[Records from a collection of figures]
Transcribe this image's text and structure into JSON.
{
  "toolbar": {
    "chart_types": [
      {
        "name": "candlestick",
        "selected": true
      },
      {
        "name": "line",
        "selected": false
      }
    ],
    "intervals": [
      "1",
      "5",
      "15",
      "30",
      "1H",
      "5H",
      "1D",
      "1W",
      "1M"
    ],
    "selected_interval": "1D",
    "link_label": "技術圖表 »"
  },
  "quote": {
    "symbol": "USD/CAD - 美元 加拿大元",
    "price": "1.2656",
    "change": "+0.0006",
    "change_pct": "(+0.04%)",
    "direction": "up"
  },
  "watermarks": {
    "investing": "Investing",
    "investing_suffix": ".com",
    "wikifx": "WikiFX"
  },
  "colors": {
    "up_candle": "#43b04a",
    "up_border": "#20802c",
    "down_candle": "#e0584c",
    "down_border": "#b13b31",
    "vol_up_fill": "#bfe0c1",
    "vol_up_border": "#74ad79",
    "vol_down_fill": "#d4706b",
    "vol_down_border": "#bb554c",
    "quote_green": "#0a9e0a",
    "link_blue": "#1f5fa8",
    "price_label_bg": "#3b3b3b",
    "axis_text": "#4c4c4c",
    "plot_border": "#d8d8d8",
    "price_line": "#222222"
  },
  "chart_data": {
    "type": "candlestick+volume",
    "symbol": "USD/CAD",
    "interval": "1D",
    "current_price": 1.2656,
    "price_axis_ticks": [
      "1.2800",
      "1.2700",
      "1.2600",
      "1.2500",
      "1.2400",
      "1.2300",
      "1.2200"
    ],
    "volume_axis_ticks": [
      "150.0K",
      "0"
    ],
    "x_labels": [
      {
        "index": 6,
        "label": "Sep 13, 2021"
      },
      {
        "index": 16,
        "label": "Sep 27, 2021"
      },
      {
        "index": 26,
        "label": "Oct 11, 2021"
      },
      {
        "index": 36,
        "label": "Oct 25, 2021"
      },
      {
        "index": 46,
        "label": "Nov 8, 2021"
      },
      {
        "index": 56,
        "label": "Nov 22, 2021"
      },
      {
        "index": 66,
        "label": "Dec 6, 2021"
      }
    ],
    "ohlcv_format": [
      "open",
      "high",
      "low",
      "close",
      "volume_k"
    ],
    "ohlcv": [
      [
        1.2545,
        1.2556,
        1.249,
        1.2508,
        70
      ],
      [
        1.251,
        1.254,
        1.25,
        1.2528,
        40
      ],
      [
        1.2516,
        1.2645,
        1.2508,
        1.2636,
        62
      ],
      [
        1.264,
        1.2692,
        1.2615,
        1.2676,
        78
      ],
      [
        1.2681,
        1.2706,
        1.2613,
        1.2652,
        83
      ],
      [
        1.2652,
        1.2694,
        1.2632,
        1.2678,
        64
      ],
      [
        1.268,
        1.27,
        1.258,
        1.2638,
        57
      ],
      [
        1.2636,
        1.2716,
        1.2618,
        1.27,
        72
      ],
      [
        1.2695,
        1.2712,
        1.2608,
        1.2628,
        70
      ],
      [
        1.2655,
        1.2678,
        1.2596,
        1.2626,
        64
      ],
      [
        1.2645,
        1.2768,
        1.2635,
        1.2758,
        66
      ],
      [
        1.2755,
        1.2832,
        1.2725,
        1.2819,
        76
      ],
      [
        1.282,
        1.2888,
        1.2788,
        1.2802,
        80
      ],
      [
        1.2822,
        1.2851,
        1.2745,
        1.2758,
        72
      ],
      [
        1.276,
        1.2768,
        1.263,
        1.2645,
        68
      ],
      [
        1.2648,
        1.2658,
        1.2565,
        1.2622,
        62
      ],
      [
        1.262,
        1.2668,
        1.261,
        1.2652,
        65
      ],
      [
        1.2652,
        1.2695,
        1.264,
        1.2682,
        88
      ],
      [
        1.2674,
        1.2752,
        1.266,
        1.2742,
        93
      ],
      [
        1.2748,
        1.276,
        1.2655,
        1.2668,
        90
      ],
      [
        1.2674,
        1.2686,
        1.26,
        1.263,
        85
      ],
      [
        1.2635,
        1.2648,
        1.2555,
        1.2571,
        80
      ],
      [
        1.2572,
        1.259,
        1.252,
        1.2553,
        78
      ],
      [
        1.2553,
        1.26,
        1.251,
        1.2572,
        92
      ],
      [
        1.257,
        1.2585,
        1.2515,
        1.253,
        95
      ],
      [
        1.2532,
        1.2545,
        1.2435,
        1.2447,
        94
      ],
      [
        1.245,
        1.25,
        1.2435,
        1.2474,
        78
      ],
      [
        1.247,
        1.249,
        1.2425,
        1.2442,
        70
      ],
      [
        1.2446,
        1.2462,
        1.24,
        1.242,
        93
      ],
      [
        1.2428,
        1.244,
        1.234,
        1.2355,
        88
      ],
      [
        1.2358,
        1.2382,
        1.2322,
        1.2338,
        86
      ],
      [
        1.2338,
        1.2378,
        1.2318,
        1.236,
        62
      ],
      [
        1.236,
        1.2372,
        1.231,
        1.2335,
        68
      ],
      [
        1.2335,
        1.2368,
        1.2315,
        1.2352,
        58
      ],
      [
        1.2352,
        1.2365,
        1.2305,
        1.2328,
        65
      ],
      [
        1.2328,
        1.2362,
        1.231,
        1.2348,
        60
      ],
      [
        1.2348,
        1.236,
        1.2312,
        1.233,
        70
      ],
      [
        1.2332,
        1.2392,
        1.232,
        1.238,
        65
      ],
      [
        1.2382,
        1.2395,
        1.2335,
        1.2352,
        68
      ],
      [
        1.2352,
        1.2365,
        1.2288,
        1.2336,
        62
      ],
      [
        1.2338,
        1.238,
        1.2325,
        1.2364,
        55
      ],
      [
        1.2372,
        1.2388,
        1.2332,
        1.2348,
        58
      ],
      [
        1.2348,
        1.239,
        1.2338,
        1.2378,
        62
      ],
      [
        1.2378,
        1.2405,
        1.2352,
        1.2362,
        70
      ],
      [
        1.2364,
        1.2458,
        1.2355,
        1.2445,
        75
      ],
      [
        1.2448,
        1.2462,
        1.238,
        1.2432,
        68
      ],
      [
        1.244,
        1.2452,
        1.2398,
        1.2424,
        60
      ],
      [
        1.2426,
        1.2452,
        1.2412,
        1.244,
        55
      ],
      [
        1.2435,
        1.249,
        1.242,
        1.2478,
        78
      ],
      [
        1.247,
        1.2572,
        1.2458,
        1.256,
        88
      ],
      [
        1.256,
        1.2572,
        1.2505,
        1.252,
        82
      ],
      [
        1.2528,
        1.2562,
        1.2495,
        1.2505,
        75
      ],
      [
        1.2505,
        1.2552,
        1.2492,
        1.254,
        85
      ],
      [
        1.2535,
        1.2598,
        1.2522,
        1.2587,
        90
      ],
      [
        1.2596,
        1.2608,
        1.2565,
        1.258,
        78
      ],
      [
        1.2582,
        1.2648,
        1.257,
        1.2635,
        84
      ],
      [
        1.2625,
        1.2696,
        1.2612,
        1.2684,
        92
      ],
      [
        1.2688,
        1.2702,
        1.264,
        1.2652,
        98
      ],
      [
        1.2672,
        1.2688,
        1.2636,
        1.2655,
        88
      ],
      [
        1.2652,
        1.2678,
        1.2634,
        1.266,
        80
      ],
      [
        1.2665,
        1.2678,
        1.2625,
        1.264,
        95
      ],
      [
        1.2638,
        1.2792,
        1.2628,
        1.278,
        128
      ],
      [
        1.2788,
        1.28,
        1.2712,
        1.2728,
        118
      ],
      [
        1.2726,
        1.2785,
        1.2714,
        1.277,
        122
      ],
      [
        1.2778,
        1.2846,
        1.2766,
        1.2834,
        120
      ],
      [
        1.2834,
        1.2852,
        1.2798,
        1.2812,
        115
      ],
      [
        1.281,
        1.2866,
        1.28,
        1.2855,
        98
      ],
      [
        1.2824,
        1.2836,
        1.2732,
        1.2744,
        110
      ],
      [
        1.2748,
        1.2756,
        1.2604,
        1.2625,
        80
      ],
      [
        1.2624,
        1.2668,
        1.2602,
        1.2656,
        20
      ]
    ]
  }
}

WHAT IS EXPECTED → From the data above, copy out every line with the string "symbol" in it.

FINAL RESULT →
    "symbol": "USD/CAD - 美元 加拿大元",
    "symbol": "USD/CAD",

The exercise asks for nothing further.